Exercise data:
==============================
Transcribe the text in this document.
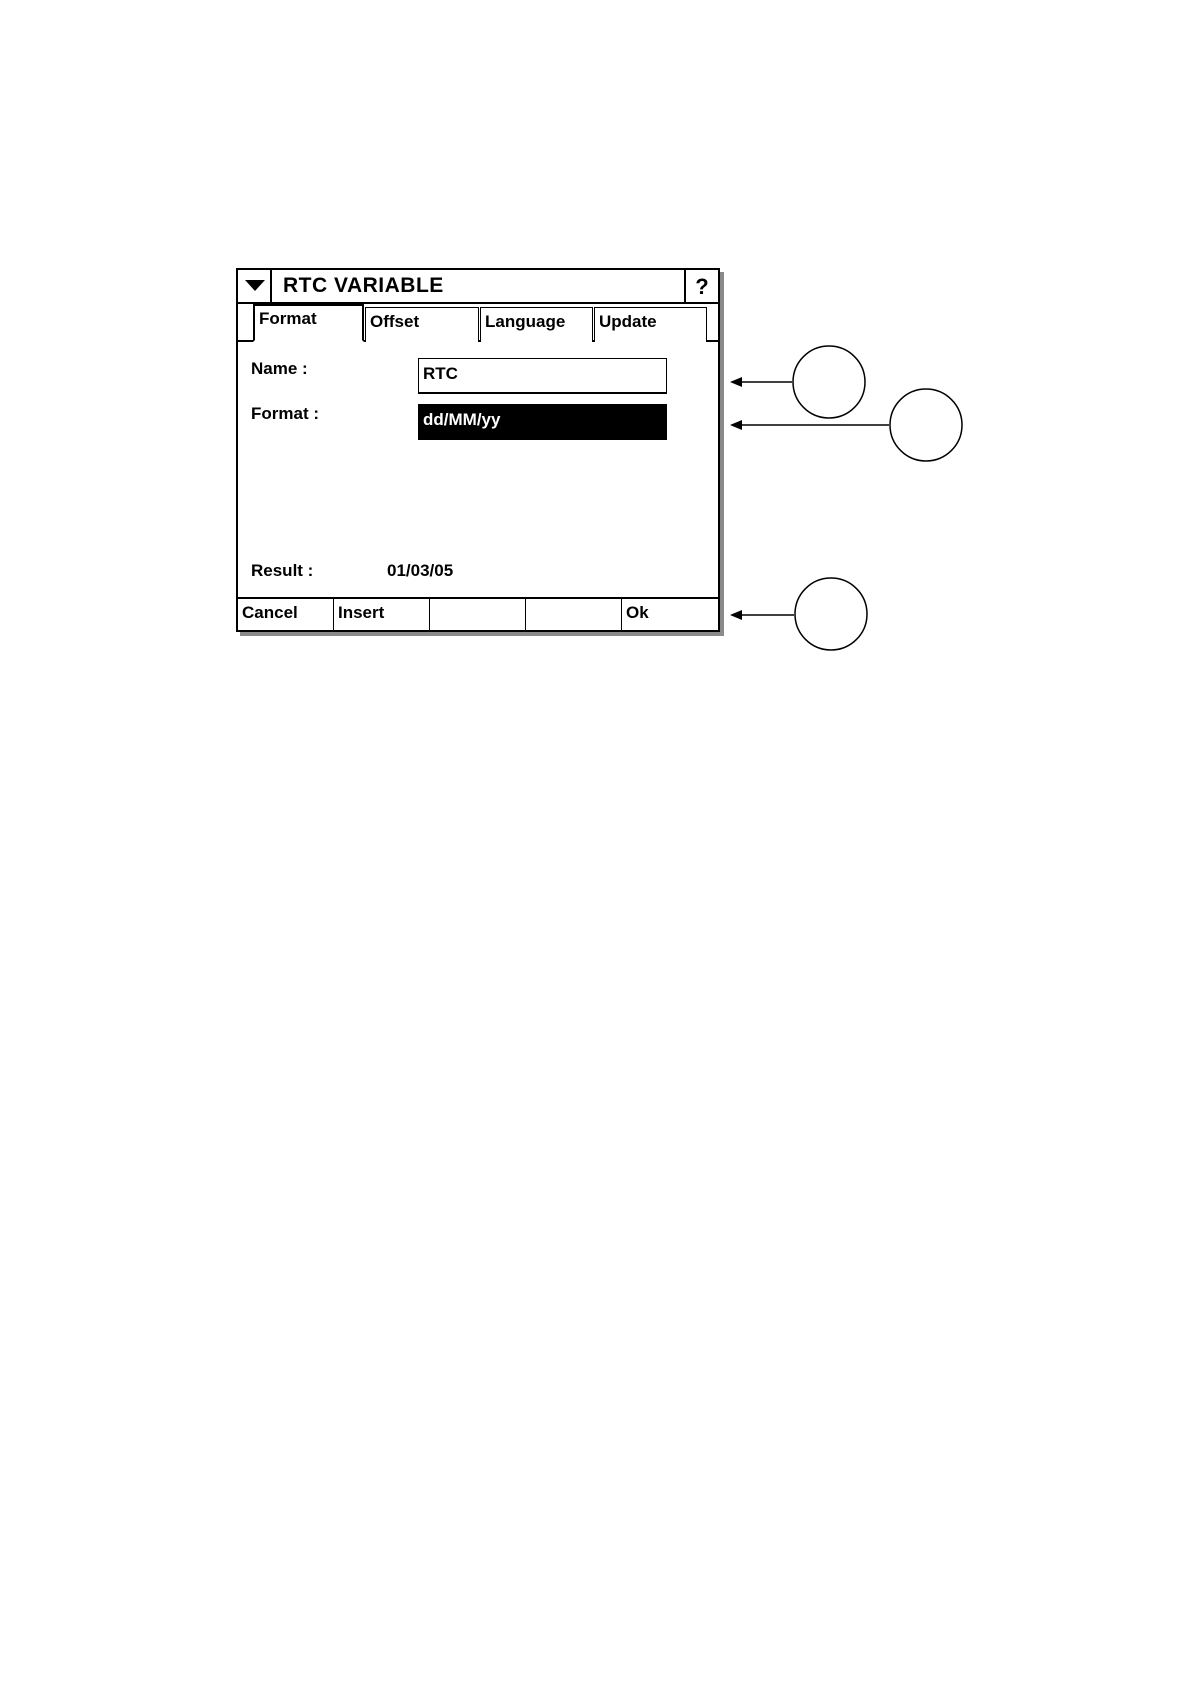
RTC VARIABLE	?
Format	Offset	Language	Update
Name :	RTC
Format :	dd/MM/yy
Result :	01/03/05
Cancel	Insert	Ok
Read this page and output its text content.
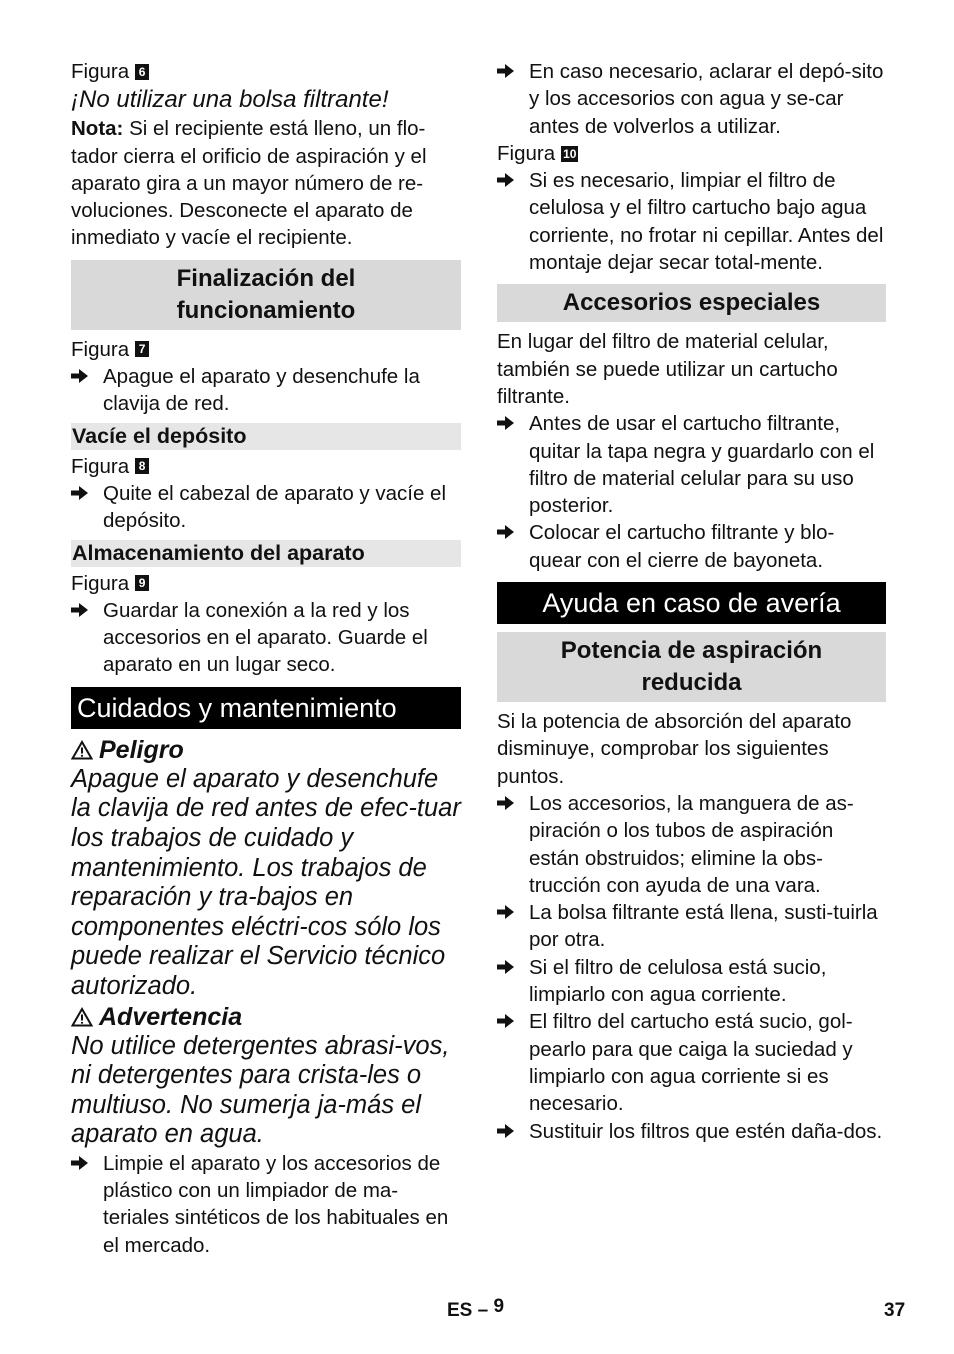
Figura 6

¡No utilizar una bolsa filtrante!

Nota: Si el recipiente está lleno, un flo-tador cierra el orificio de aspiración y el aparato gira a un mayor número de re-voluciones. Desconecte el aparato de inmediato y vacíe el recipiente.

Finalización del funcionamiento
Figura 7
Apague el aparato y desenchufe la clavija de red.
Vacíe el depósito
Figura 8
Quite el cabezal de aparato y vacíe el depósito.
Almacenamiento del aparato
Figura 9
Guardar la conexión a la red y los accesorios en el aparato. Guarde el aparato en un lugar seco.
Cuidados y mantenimiento
Peligro

Apague el aparato y desenchufe la clavija de red antes de efec-tuar los trabajos de cuidado y mantenimiento. Los trabajos de reparación y tra-bajos en componentes eléctri-cos sólo los puede realizar el Servicio técnico autorizado.

Advertencia

No utilice detergentes abrasi-vos, ni detergentes para crista-les o multiuso. No sumerja ja-más el aparato en agua.

Limpie el aparato y los accesorios de plástico con un limpiador de ma-teriales sintéticos de los habituales en el mercado.
En caso necesario, aclarar el depó-sito y los accesorios con agua y se-car antes de volverlos a utilizar.
Figura 10
Si es necesario, limpiar el filtro de celulosa y el filtro cartucho bajo agua corriente, no frotar ni cepillar. Antes del montaje dejar secar total-mente.
Accesorios especiales

En lugar del filtro de material celular, también se puede utilizar un cartucho filtrante.

Antes de usar el cartucho filtrante, quitar la tapa negra y guardarlo con el filtro de material celular para su uso posterior.
Colocar el cartucho filtrante y blo-quear con el cierre de bayoneta.
Ayuda en caso de avería
Potencia de aspiración reducida

Si la potencia de absorción del aparato disminuye, comprobar los siguientes puntos.

Los accesorios, la manguera de as-piración o los tubos de aspiración están obstruidos; elimine la obs-trucción con ayuda de una vara.
La bolsa filtrante está llena, susti-tuirla por otra.
Si el filtro de celulosa está sucio, limpiarlo con agua corriente.
El filtro del cartucho está sucio, gol-pearlo para que caiga la suciedad y limpiarlo con agua corriente si es necesario.
Sustituir los filtros que estén daña-dos.
ES – 9	37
==============================
Prompt:
Copy the listing over exactly, skipping the pictures it holds.

Answer for the task:
Transcribe the text in this document.
RTC VARIABLE	?
Format	Offset	Language	Update
Name :	RTC
Format :	dd/MM/yy
Result :	01/03/05
Cancel	Insert	Ok
Read this page and output its text content.
Figura 6

¡No utilizar una bolsa filtrante!

Nota: Si el recipiente está lleno, un flo-tador cierra el orificio de aspiración y el aparato gira a un mayor número de re-voluciones. Desconecte el aparato de inmediato y vacíe el recipiente.

Finalización del funcionamiento
Figura 7
Apague el aparato y desenchufe la clavija de red.
Vacíe el depósito
Figura 8
Quite el cabezal de aparato y vacíe el depósito.
Almacenamiento del aparato
Figura 9
Guardar la conexión a la red y los accesorios en el aparato. Guarde el aparato en un lugar seco.
Cuidados y mantenimiento
Peligro

Apague el aparato y desenchufe la clavija de red antes de efec-tuar los trabajos de cuidado y mantenimiento. Los trabajos de reparación y tra-bajos en componentes eléctri-cos sólo los puede realizar el Servicio técnico autorizado.

Advertencia

No utilice detergentes abrasi-vos, ni detergentes para crista-les o multiuso. No sumerja ja-más el aparato en agua.

Limpie el aparato y los accesorios de plástico con un limpiador de ma-teriales sintéticos de los habituales en el mercado.
En caso necesario, aclarar el depó-sito y los accesorios con agua y se-car antes de volverlos a utilizar.
Figura 10
Si es necesario, limpiar el filtro de celulosa y el filtro cartucho bajo agua corriente, no frotar ni cepillar. Antes del montaje dejar secar total-mente.
Accesorios especiales

En lugar del filtro de material celular, también se puede utilizar un cartucho filtrante.

Antes de usar el cartucho filtrante, quitar la tapa negra y guardarlo con el filtro de material celular para su uso posterior.
Colocar el cartucho filtrante y blo-quear con el cierre de bayoneta.
Ayuda en caso de avería
Potencia de aspiración reducida

Si la potencia de absorción del aparato disminuye, comprobar los siguientes puntos.

Los accesorios, la manguera de as-piración o los tubos de aspiración están obstruidos; elimine la obs-trucción con ayuda de una vara.
La bolsa filtrante está llena, susti-tuirla por otra.
Si el filtro de celulosa está sucio, limpiarlo con agua corriente.
El filtro del cartucho está sucio, gol-pearlo para que caiga la suciedad y limpiarlo con agua corriente si es necesario.
Sustituir los filtros que estén daña-dos.
ES – 9	37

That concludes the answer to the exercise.